■ Exercise ■
Check each line of the records below and collect those holding "object".
* Start Working data *
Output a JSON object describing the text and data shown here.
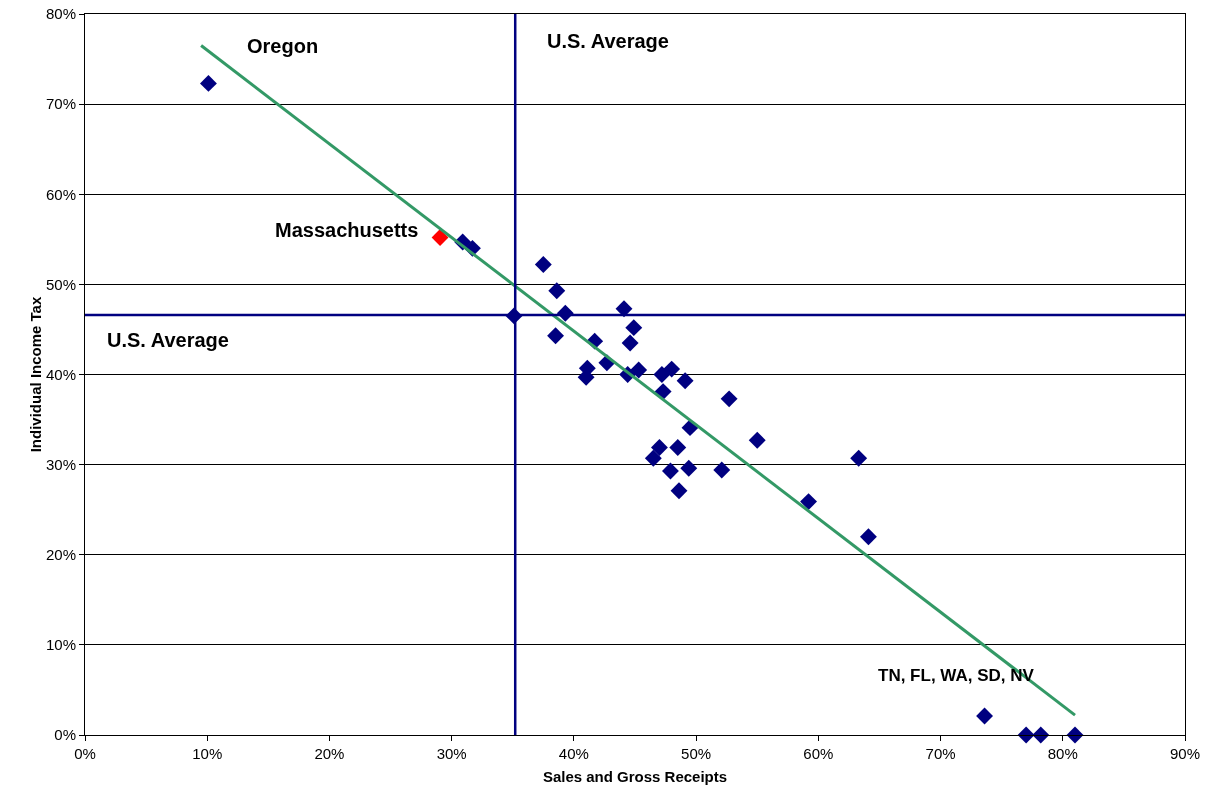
{
  "chart_data": {
    "type": "scatter",
    "xlabel": "Sales and Gross Receipts",
    "ylabel": "Individual Income Tax",
    "xlim": [
      0,
      90
    ],
    "ylim": [
      0,
      80
    ],
    "xticks": [
      {
        "value": 0,
        "label": "0%"
      },
      {
        "value": 10,
        "label": "10%"
      },
      {
        "value": 20,
        "label": "20%"
      },
      {
        "value": 30,
        "label": "30%"
      },
      {
        "value": 40,
        "label": "40%"
      },
      {
        "value": 50,
        "label": "50%"
      },
      {
        "value": 60,
        "label": "60%"
      },
      {
        "value": 70,
        "label": "70%"
      },
      {
        "value": 80,
        "label": "80%"
      },
      {
        "value": 90,
        "label": "90%"
      }
    ],
    "yticks": [
      {
        "value": 0,
        "label": "0%"
      },
      {
        "value": 10,
        "label": "10%"
      },
      {
        "value": 20,
        "label": "20%"
      },
      {
        "value": 30,
        "label": "30%"
      },
      {
        "value": 40,
        "label": "40%"
      },
      {
        "value": 50,
        "label": "50%"
      },
      {
        "value": 60,
        "label": "60%"
      },
      {
        "value": 70,
        "label": "70%"
      },
      {
        "value": 80,
        "label": "80%"
      }
    ],
    "grid": "y",
    "marker": "diamond",
    "series": [
      {
        "color": "#000080",
        "x": [
          10.1,
          30.9,
          31.7,
          35.1,
          37.5,
          38.6,
          39.3,
          38.5,
          41.7,
          41.1,
          41.0,
          42.7,
          44.1,
          44.9,
          44.6,
          44.4,
          45.3,
          47.2,
          48.0,
          47.3,
          49.1,
          52.7,
          49.5,
          55.0,
          47.0,
          46.5,
          48.5,
          47.9,
          49.4,
          48.6,
          52.1,
          59.2,
          63.3,
          64.1,
          73.6,
          77.0,
          78.2,
          81.0
        ],
        "values": [
          72.3,
          54.7,
          54.0,
          46.5,
          52.2,
          49.3,
          46.8,
          44.3,
          43.7,
          40.7,
          39.7,
          41.3,
          47.3,
          45.2,
          43.5,
          40.0,
          40.5,
          40.0,
          40.6,
          38.1,
          39.3,
          37.3,
          34.1,
          32.7,
          31.9,
          30.7,
          31.9,
          29.3,
          29.6,
          27.1,
          29.4,
          25.9,
          30.7,
          22.0,
          2.1,
          0,
          0,
          0
        ]
      },
      {
        "color": "#ff0000",
        "x": [
          29.05
        ],
        "values": [
          55.2
        ]
      },
      {
        "type": "line",
        "color": "#339966",
        "marker": "none",
        "x": [
          9.5,
          81.0
        ],
        "values": [
          76.5,
          2.2
        ]
      }
    ],
    "ref_lines": [
      {
        "axis": "x",
        "value": 35.2,
        "label": "U.S. Average",
        "color": "#000080"
      },
      {
        "axis": "y",
        "value": 46.6,
        "label": "U.S. Average",
        "color": "#000080"
      }
    ],
    "annotations": [
      "Oregon",
      {
        "text": "Massachusetts",
        "x": 29.05,
        "y": 55.2
      },
      {
        "text": "TN, FL, WA, SD, NV",
        "x": 77.0,
        "y": 0
      }
    ]
  }
}
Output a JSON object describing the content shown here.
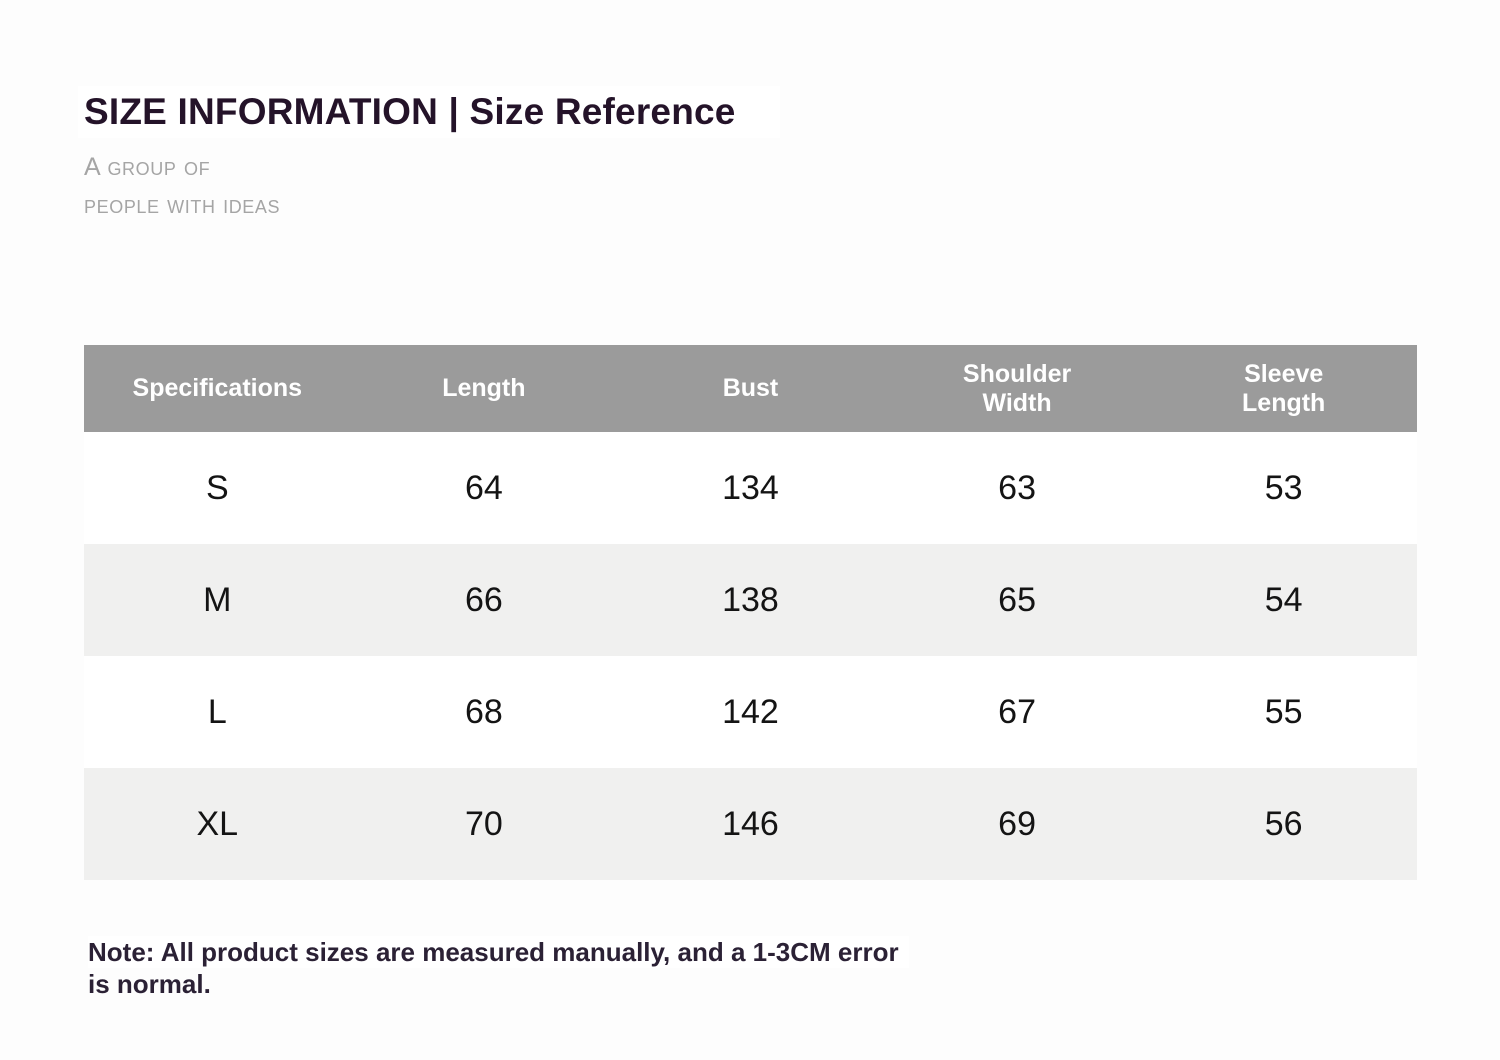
{
  "title": "SIZE INFORMATION | Size Reference",
  "tagline": {
    "line1": "A group of",
    "line2": "people with ideas"
  },
  "table": {
    "columns": [
      "Specifications",
      "Length",
      "Bust",
      "Shoulder Width",
      "Sleeve Length"
    ],
    "rows": [
      {
        "cells": [
          "S",
          "64",
          "134",
          "63",
          "53"
        ]
      },
      {
        "cells": [
          "M",
          "66",
          "138",
          "65",
          "54"
        ]
      },
      {
        "cells": [
          "L",
          "68",
          "142",
          "67",
          "55"
        ]
      },
      {
        "cells": [
          "XL",
          "70",
          "146",
          "69",
          "56"
        ]
      }
    ]
  },
  "note": {
    "line1": "Note: All product sizes are measured manually, and a 1-3CM error",
    "line2": "is normal."
  },
  "colors": {
    "page_background": "#fdfdfd",
    "highlight_box": "#ffffff",
    "title_text": "#241329",
    "tagline_text": "#a5a5a5",
    "table_header_background": "#9b9b9b",
    "table_header_text": "#ffffff",
    "row_stripe_background": "#f0f0ef",
    "row_plain_background": "#ffffff",
    "body_text": "#141414",
    "note_text": "#2b2135"
  }
}
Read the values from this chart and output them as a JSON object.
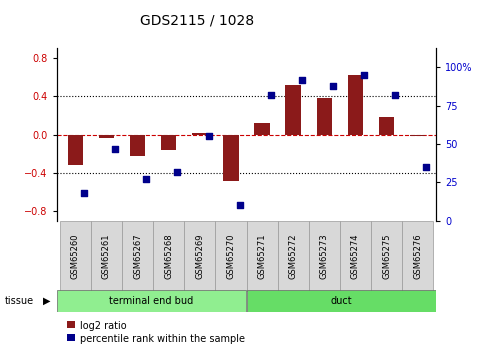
{
  "title": "GDS2115 / 1028",
  "samples": [
    "GSM65260",
    "GSM65261",
    "GSM65267",
    "GSM65268",
    "GSM65269",
    "GSM65270",
    "GSM65271",
    "GSM65272",
    "GSM65273",
    "GSM65274",
    "GSM65275",
    "GSM65276"
  ],
  "log2_ratio": [
    -0.32,
    -0.04,
    -0.22,
    -0.16,
    0.02,
    -0.48,
    0.12,
    0.52,
    0.38,
    0.62,
    0.18,
    -0.02
  ],
  "percentile": [
    18,
    47,
    27,
    32,
    55,
    10,
    82,
    92,
    88,
    95,
    82,
    35
  ],
  "bar_color": "#8B1A1A",
  "dot_color": "#00008B",
  "dashed_line_color": "#CC0000",
  "grid_color": "black",
  "ylim_left": [
    -0.9,
    0.9
  ],
  "ylim_right": [
    0,
    112.5
  ],
  "yticks_left": [
    -0.8,
    -0.4,
    0.0,
    0.4,
    0.8
  ],
  "yticks_right": [
    0,
    25,
    50,
    75,
    100
  ],
  "group1_label": "terminal end bud",
  "group1_n": 6,
  "group1_color": "#90EE90",
  "group2_label": "duct",
  "group2_n": 6,
  "group2_color": "#66DD66",
  "tissue_label": "tissue",
  "legend_bar_label": "log2 ratio",
  "legend_dot_label": "percentile rank within the sample",
  "tick_label_color_left": "#CC0000",
  "tick_label_color_right": "#0000CC",
  "title_fontsize": 10,
  "axis_fontsize": 7,
  "label_fontsize": 6,
  "legend_fontsize": 7
}
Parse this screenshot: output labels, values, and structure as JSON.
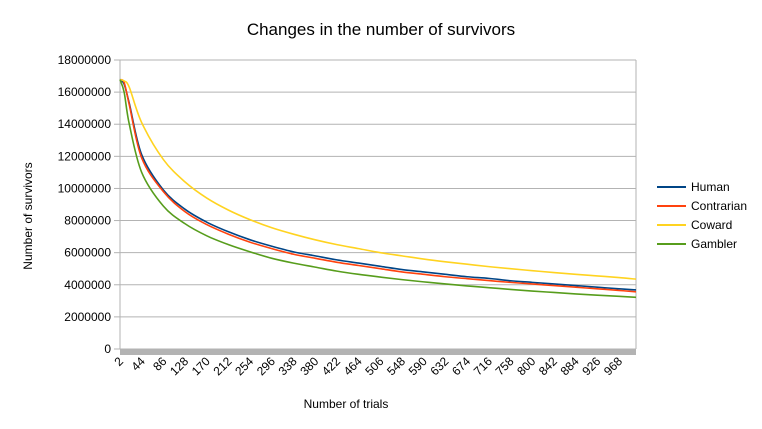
{
  "chart_data": {
    "type": "line",
    "title": "Changes in the number of survivors",
    "xlabel": "Number of trials",
    "ylabel": "Number of survivors",
    "ylim": [
      0,
      18000000
    ],
    "yticks": [
      0,
      2000000,
      4000000,
      6000000,
      8000000,
      10000000,
      12000000,
      14000000,
      16000000,
      18000000
    ],
    "ytick_labels": [
      "0",
      "2000000",
      "4000000",
      "6000000",
      "8000000",
      "10000000",
      "12000000",
      "14000000",
      "16000000",
      "18000000"
    ],
    "xlim": [
      2,
      1001
    ],
    "xtick_labels": [
      "2",
      "44",
      "86",
      "128",
      "170",
      "212",
      "254",
      "296",
      "338",
      "380",
      "422",
      "464",
      "506",
      "548",
      "590",
      "632",
      "674",
      "716",
      "758",
      "800",
      "842",
      "884",
      "926",
      "968"
    ],
    "grid": true,
    "legend_position": "right",
    "series": [
      {
        "name": "Human",
        "color": "#004586",
        "x": [
          2,
          10,
          20,
          44,
          86,
          128,
          170,
          212,
          254,
          296,
          338,
          380,
          422,
          464,
          506,
          548,
          590,
          632,
          674,
          716,
          758,
          800,
          842,
          884,
          926,
          968,
          1001
        ],
        "values": [
          16777216,
          16500000,
          15300000,
          12100000,
          9900000,
          8700000,
          7900000,
          7300000,
          6800000,
          6400000,
          6050000,
          5800000,
          5550000,
          5350000,
          5150000,
          4950000,
          4800000,
          4650000,
          4500000,
          4400000,
          4250000,
          4150000,
          4050000,
          3950000,
          3850000,
          3750000,
          3680000
        ]
      },
      {
        "name": "Contrarian",
        "color": "#ff420e",
        "x": [
          2,
          10,
          20,
          44,
          86,
          128,
          170,
          212,
          254,
          296,
          338,
          380,
          422,
          464,
          506,
          548,
          590,
          632,
          674,
          716,
          758,
          800,
          842,
          884,
          926,
          968,
          1001
        ],
        "values": [
          16777216,
          16600000,
          15200000,
          11900000,
          9800000,
          8550000,
          7750000,
          7150000,
          6650000,
          6250000,
          5900000,
          5650000,
          5400000,
          5200000,
          5000000,
          4800000,
          4650000,
          4500000,
          4380000,
          4260000,
          4150000,
          4050000,
          3950000,
          3850000,
          3750000,
          3650000,
          3560000
        ]
      },
      {
        "name": "Coward",
        "color": "#ffd320",
        "x": [
          2,
          10,
          20,
          44,
          86,
          128,
          170,
          212,
          254,
          296,
          338,
          380,
          422,
          464,
          506,
          548,
          590,
          632,
          674,
          716,
          758,
          800,
          842,
          884,
          926,
          968,
          1001
        ],
        "values": [
          16777216,
          16700000,
          16300000,
          14100000,
          11800000,
          10400000,
          9400000,
          8650000,
          8050000,
          7550000,
          7150000,
          6800000,
          6500000,
          6250000,
          6000000,
          5800000,
          5600000,
          5430000,
          5280000,
          5130000,
          5000000,
          4880000,
          4760000,
          4650000,
          4550000,
          4450000,
          4350000
        ]
      },
      {
        "name": "Gambler",
        "color": "#579d1c",
        "x": [
          2,
          10,
          20,
          44,
          86,
          128,
          170,
          212,
          254,
          296,
          338,
          380,
          422,
          464,
          506,
          548,
          590,
          632,
          674,
          716,
          758,
          800,
          842,
          884,
          926,
          968,
          1001
        ],
        "values": [
          16777216,
          16000000,
          14000000,
          11000000,
          8900000,
          7800000,
          7050000,
          6500000,
          6050000,
          5650000,
          5350000,
          5100000,
          4850000,
          4650000,
          4480000,
          4320000,
          4180000,
          4050000,
          3930000,
          3820000,
          3710000,
          3610000,
          3520000,
          3430000,
          3350000,
          3280000,
          3220000
        ]
      }
    ]
  }
}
* End Working data *
■ Written answer ■
Output a JSON object describing the text and data shown here.
Output a JSON object describing the content shown here.
Read the values from this chart and output them as a JSON object.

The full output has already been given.